— Directive —
Every line of the material below should be repeated exactly.

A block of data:
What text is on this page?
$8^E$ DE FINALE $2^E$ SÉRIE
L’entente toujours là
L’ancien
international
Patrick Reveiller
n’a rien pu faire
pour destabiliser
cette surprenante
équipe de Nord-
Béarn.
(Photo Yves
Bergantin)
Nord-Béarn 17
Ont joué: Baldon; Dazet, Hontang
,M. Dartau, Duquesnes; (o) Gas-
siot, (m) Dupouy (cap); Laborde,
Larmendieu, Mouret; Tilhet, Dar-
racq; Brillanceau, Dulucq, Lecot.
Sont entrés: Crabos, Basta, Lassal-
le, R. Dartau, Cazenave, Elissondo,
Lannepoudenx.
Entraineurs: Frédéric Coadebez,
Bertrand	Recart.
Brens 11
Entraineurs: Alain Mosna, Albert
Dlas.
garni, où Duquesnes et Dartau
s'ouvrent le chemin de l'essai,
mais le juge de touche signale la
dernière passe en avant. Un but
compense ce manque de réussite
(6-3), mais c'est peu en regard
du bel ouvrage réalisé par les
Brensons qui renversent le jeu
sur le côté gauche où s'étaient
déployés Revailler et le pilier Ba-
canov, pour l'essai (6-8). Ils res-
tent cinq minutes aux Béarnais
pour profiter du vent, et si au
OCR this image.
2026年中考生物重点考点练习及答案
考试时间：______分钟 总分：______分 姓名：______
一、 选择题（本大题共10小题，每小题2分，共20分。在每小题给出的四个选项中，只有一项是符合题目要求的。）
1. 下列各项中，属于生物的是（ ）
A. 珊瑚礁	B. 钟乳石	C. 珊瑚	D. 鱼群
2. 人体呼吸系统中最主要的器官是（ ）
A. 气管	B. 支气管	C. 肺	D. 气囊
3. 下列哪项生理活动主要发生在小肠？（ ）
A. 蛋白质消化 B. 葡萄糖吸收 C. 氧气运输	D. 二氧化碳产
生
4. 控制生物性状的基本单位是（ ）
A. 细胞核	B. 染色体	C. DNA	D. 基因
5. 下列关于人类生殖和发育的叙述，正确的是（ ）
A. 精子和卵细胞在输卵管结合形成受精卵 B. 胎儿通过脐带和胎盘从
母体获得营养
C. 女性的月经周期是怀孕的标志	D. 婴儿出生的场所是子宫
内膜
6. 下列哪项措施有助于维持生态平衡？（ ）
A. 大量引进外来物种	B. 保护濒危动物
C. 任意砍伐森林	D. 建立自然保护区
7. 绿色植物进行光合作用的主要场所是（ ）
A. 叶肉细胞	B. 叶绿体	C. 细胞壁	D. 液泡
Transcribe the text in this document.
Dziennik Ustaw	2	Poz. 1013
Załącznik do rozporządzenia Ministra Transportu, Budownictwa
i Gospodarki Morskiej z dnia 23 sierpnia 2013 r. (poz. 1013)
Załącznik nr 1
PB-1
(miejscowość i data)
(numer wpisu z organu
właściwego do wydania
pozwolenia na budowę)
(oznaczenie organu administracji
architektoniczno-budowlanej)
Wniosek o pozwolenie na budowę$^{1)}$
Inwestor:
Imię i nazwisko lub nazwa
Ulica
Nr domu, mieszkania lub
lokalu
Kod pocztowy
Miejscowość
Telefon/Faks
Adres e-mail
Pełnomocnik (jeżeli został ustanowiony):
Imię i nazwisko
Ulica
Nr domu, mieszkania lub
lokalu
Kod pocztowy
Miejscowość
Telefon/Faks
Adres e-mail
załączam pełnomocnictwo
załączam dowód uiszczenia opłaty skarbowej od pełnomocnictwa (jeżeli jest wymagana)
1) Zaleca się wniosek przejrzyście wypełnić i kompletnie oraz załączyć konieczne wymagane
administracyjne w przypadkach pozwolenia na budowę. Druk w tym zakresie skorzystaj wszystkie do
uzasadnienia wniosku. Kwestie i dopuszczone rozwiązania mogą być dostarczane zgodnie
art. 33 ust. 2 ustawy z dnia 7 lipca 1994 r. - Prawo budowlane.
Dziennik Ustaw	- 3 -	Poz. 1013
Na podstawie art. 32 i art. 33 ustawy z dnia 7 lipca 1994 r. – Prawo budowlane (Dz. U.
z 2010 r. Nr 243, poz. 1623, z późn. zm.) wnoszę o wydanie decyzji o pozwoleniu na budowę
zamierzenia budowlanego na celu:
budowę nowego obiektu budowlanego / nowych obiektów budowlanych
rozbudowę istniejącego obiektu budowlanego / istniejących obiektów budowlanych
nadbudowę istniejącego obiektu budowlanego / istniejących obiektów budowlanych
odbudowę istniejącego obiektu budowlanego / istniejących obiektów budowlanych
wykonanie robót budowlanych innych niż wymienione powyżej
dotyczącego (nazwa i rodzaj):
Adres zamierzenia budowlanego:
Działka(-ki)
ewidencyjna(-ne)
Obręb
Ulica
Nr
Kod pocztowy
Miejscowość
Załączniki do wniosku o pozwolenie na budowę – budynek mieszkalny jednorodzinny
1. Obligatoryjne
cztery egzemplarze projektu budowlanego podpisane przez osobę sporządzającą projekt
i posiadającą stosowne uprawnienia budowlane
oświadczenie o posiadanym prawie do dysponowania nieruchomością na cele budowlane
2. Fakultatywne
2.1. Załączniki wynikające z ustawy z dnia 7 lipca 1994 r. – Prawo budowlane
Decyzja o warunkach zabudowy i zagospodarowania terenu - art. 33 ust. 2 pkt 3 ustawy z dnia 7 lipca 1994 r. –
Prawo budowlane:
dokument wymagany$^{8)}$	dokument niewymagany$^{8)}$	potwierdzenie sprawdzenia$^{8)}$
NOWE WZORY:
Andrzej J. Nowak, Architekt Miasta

— Task solution —
What text is on this page?
$8^E$ DE FINALE $2^E$ SÉRIE
L’entente toujours là
L’ancien
international
Patrick Reveiller
n’a rien pu faire
pour destabiliser
cette surprenante
équipe de Nord-
Béarn.
(Photo Yves
Bergantin)
Nord-Béarn 17
Ont joué: Baldon; Dazet, Hontang
,M. Dartau, Duquesnes; (o) Gas-
siot, (m) Dupouy (cap); Laborde,
Larmendieu, Mouret; Tilhet, Dar-
racq; Brillanceau, Dulucq, Lecot.
Sont entrés: Crabos, Basta, Lassal-
le, R. Dartau, Cazenave, Elissondo,
Lannepoudenx.
Entraineurs: Frédéric Coadebez,
Bertrand	Recart.
Brens 11
Entraineurs: Alain Mosna, Albert
Dlas.
garni, où Duquesnes et Dartau
s'ouvrent le chemin de l'essai,
mais le juge de touche signale la
dernière passe en avant. Un but
compense ce manque de réussite
(6-3), mais c'est peu en regard
du bel ouvrage réalisé par les
Brensons qui renversent le jeu
sur le côté gauche où s'étaient
déployés Revailler et le pilier Ba-
canov, pour l'essai (6-8). Ils res-
tent cinq minutes aux Béarnais
pour profiter du vent, et si au
OCR this image.
2026年中考生物重点考点练习及答案
考试时间：______分钟 总分：______分 姓名：______
一、 选择题（本大题共10小题，每小题2分，共20分。在每小题给出的四个选项中，只有一项是符合题目要求的。）
1. 下列各项中，属于生物的是（ ）
A. 珊瑚礁	B. 钟乳石	C. 珊瑚	D. 鱼群
2. 人体呼吸系统中最主要的器官是（ ）
A. 气管	B. 支气管	C. 肺	D. 气囊
3. 下列哪项生理活动主要发生在小肠？（ ）
A. 蛋白质消化 B. 葡萄糖吸收 C. 氧气运输	D. 二氧化碳产
生
4. 控制生物性状的基本单位是（ ）
A. 细胞核	B. 染色体	C. DNA	D. 基因
5. 下列关于人类生殖和发育的叙述，正确的是（ ）
A. 精子和卵细胞在输卵管结合形成受精卵 B. 胎儿通过脐带和胎盘从
母体获得营养
C. 女性的月经周期是怀孕的标志	D. 婴儿出生的场所是子宫
内膜
6. 下列哪项措施有助于维持生态平衡？（ ）
A. 大量引进外来物种	B. 保护濒危动物
C. 任意砍伐森林	D. 建立自然保护区
7. 绿色植物进行光合作用的主要场所是（ ）
A. 叶肉细胞	B. 叶绿体	C. 细胞壁	D. 液泡
Transcribe the text in this document.
Dziennik Ustaw	2	Poz. 1013
Załącznik do rozporządzenia Ministra Transportu, Budownictwa
i Gospodarki Morskiej z dnia 23 sierpnia 2013 r. (poz. 1013)
Załącznik nr 1
PB-1
(miejscowość i data)
(numer wpisu z organu
właściwego do wydania
pozwolenia na budowę)
(oznaczenie organu administracji
architektoniczno-budowlanej)
Wniosek o pozwolenie na budowę$^{1)}$
Inwestor:
Imię i nazwisko lub nazwa
Ulica
Nr domu, mieszkania lub
lokalu
Kod pocztowy
Miejscowość
Telefon/Faks
Adres e-mail
Pełnomocnik (jeżeli został ustanowiony):
Imię i nazwisko
Ulica
Nr domu, mieszkania lub
lokalu
Kod pocztowy
Miejscowość
Telefon/Faks
Adres e-mail
załączam pełnomocnictwo
załączam dowód uiszczenia opłaty skarbowej od pełnomocnictwa (jeżeli jest wymagana)
1) Zaleca się wniosek przejrzyście wypełnić i kompletnie oraz załączyć konieczne wymagane
administracyjne w przypadkach pozwolenia na budowę. Druk w tym zakresie skorzystaj wszystkie do
uzasadnienia wniosku. Kwestie i dopuszczone rozwiązania mogą być dostarczane zgodnie
art. 33 ust. 2 ustawy z dnia 7 lipca 1994 r. - Prawo budowlane.
Dziennik Ustaw	- 3 -	Poz. 1013
Na podstawie art. 32 i art. 33 ustawy z dnia 7 lipca 1994 r. – Prawo budowlane (Dz. U.
z 2010 r. Nr 243, poz. 1623, z późn. zm.) wnoszę o wydanie decyzji o pozwoleniu na budowę
zamierzenia budowlanego na celu:
budowę nowego obiektu budowlanego / nowych obiektów budowlanych
rozbudowę istniejącego obiektu budowlanego / istniejących obiektów budowlanych
nadbudowę istniejącego obiektu budowlanego / istniejących obiektów budowlanych
odbudowę istniejącego obiektu budowlanego / istniejących obiektów budowlanych
wykonanie robót budowlanych innych niż wymienione powyżej
dotyczącego (nazwa i rodzaj):
Adres zamierzenia budowlanego:
Działka(-ki)
ewidencyjna(-ne)
Obręb
Ulica
Nr
Kod pocztowy
Miejscowość
Załączniki do wniosku o pozwolenie na budowę – budynek mieszkalny jednorodzinny
1. Obligatoryjne
cztery egzemplarze projektu budowlanego podpisane przez osobę sporządzającą projekt
i posiadającą stosowne uprawnienia budowlane
oświadczenie o posiadanym prawie do dysponowania nieruchomością na cele budowlane
2. Fakultatywne
2.1. Załączniki wynikające z ustawy z dnia 7 lipca 1994 r. – Prawo budowlane
Decyzja o warunkach zabudowy i zagospodarowania terenu - art. 33 ust. 2 pkt 3 ustawy z dnia 7 lipca 1994 r. –
Prawo budowlane:
dokument wymagany$^{8)}$	dokument niewymagany$^{8)}$	potwierdzenie sprawdzenia$^{8)}$
NOWE WZORY:
Andrzej J. Nowak, Architekt Miasta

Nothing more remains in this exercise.